§ Directive
Look through the lines below and extract each one that contains "text".

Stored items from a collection
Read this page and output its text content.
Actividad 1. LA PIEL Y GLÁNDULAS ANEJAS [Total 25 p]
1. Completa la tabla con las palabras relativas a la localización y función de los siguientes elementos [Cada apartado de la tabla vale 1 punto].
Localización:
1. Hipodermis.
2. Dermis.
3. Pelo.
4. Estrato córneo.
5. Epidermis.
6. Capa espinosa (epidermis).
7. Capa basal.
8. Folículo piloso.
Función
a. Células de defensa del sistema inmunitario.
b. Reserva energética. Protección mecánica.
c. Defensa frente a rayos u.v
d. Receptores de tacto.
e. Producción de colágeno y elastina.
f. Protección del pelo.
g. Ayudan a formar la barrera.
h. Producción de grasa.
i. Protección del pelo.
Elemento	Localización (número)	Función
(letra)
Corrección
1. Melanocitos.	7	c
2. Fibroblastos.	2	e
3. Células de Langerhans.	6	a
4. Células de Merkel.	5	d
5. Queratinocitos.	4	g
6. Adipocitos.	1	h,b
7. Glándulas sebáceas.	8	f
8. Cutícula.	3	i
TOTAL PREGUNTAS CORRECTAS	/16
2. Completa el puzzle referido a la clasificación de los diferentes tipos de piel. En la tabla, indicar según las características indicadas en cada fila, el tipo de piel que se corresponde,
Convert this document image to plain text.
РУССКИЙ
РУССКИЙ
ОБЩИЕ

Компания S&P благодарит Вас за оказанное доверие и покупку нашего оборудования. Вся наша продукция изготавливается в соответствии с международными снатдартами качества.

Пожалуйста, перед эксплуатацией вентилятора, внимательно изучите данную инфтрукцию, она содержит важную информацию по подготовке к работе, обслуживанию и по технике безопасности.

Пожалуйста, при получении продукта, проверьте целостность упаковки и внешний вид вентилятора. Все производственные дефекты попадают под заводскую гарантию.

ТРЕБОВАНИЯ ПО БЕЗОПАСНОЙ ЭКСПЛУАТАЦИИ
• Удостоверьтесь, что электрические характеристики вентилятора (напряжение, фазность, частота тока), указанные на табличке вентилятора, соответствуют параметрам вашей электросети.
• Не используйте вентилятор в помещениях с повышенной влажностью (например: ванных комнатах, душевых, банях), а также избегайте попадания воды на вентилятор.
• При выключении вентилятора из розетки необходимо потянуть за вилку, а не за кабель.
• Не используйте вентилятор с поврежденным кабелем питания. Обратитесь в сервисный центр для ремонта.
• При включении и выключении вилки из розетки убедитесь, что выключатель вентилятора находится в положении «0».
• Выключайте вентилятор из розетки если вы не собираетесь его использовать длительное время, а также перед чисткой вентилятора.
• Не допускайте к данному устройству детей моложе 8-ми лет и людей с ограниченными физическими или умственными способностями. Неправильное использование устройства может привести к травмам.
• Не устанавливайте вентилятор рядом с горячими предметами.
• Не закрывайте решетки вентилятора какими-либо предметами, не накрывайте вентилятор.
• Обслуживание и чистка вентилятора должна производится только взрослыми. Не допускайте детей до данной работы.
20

§ Response to the exercise
Read this page and output its text content.
Convert this document image to plain text.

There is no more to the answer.